:: Excerpted data ::

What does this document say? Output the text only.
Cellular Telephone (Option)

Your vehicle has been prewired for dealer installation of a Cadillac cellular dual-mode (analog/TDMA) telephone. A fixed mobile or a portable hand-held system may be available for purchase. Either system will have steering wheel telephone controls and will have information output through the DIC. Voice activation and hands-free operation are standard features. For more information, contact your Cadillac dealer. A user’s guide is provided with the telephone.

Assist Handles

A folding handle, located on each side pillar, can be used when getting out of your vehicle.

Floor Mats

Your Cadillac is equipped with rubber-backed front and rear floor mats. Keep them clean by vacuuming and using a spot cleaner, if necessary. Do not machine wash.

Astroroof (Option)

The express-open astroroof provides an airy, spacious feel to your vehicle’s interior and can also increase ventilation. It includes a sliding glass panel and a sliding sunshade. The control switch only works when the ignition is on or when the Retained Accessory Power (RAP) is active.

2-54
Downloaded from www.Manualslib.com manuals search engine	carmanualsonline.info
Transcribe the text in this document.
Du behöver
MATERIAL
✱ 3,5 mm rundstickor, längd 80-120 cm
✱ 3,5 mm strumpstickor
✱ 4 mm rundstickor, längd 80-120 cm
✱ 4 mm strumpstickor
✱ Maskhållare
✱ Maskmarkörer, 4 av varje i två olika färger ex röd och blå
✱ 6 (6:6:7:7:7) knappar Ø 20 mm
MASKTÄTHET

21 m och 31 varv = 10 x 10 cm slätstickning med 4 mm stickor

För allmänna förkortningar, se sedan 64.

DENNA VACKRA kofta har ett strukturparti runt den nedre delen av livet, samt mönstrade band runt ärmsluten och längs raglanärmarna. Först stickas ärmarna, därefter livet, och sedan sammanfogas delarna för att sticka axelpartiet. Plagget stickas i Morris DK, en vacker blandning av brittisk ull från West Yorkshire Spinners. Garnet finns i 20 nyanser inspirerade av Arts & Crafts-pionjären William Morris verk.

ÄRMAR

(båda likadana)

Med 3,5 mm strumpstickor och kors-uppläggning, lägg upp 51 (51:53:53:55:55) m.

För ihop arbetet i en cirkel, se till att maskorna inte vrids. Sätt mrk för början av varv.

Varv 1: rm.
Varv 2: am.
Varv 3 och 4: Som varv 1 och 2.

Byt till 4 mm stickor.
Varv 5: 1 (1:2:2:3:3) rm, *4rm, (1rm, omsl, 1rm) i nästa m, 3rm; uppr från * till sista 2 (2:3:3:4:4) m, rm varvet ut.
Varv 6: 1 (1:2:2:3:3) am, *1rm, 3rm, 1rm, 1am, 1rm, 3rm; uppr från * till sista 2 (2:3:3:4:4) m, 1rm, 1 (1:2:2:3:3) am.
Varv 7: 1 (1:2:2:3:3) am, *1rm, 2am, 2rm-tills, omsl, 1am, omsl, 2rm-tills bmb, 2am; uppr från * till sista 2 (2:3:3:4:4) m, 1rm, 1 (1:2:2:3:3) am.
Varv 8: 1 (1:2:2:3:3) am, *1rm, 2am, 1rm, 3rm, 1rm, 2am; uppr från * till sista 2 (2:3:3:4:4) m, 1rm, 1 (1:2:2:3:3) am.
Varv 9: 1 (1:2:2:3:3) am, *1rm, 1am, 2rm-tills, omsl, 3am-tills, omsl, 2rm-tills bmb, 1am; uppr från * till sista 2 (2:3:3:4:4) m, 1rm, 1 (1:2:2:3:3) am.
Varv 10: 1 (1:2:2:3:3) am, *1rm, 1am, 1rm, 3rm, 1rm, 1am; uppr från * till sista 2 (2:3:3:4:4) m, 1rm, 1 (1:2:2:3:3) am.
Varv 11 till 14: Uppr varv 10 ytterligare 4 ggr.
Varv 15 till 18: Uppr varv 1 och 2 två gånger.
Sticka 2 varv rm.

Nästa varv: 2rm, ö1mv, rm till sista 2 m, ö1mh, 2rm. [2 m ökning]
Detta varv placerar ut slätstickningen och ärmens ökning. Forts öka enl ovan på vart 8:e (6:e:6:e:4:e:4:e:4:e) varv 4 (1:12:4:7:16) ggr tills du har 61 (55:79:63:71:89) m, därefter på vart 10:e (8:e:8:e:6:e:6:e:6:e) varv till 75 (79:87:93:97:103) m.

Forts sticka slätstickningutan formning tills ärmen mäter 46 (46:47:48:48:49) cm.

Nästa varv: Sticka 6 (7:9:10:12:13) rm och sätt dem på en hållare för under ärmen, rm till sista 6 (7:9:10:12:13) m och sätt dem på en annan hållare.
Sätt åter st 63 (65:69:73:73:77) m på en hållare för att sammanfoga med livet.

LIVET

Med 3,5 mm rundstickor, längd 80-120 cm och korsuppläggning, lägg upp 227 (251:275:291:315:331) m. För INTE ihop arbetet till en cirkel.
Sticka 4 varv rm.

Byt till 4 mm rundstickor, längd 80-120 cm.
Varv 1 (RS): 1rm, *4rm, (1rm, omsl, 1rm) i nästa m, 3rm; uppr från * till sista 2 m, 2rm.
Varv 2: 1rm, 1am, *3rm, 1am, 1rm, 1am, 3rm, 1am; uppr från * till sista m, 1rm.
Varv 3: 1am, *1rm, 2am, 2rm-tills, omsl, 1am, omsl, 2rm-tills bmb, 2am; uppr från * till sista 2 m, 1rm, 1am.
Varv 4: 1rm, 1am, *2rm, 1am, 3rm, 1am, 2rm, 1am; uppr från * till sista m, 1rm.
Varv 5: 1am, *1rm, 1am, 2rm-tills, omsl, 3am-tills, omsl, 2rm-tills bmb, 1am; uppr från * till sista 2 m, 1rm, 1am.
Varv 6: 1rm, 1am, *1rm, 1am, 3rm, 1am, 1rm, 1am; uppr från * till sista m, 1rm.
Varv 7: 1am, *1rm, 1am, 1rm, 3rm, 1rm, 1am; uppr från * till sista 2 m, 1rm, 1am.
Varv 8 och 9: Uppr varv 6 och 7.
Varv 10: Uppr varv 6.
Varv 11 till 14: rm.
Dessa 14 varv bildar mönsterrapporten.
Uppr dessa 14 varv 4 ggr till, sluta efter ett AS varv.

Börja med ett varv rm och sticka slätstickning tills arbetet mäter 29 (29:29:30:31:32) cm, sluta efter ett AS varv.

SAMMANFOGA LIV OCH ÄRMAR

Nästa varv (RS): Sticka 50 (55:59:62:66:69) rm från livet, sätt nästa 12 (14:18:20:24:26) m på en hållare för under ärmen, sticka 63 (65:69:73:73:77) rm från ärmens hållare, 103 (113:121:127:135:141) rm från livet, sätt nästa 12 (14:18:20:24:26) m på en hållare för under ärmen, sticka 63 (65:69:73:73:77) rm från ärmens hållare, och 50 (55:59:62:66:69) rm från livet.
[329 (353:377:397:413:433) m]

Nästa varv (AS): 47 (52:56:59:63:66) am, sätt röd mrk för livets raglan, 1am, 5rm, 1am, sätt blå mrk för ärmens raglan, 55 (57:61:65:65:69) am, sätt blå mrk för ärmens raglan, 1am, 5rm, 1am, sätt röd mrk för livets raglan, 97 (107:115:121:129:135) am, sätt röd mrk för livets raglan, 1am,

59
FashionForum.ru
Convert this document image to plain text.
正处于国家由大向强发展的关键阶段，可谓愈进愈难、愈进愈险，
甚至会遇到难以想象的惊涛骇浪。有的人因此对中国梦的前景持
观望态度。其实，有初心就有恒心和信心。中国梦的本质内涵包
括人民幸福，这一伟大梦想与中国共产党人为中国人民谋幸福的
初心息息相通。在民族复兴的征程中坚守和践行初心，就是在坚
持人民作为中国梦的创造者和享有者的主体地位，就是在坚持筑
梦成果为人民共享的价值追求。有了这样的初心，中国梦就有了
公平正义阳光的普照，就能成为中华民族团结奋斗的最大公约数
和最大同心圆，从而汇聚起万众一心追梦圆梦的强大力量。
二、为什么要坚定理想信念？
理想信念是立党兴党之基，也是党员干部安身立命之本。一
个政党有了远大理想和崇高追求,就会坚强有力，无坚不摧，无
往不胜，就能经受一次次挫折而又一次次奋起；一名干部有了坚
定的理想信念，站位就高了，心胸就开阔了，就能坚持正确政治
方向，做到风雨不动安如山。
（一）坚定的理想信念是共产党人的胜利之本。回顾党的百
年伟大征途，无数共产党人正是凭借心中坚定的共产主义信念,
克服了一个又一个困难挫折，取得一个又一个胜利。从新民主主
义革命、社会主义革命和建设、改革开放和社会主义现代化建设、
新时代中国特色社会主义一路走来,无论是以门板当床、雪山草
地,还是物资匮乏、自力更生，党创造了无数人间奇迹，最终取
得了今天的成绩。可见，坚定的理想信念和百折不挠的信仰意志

:::

Of all the lines in the data above, state how many include "with". Say only the number.

2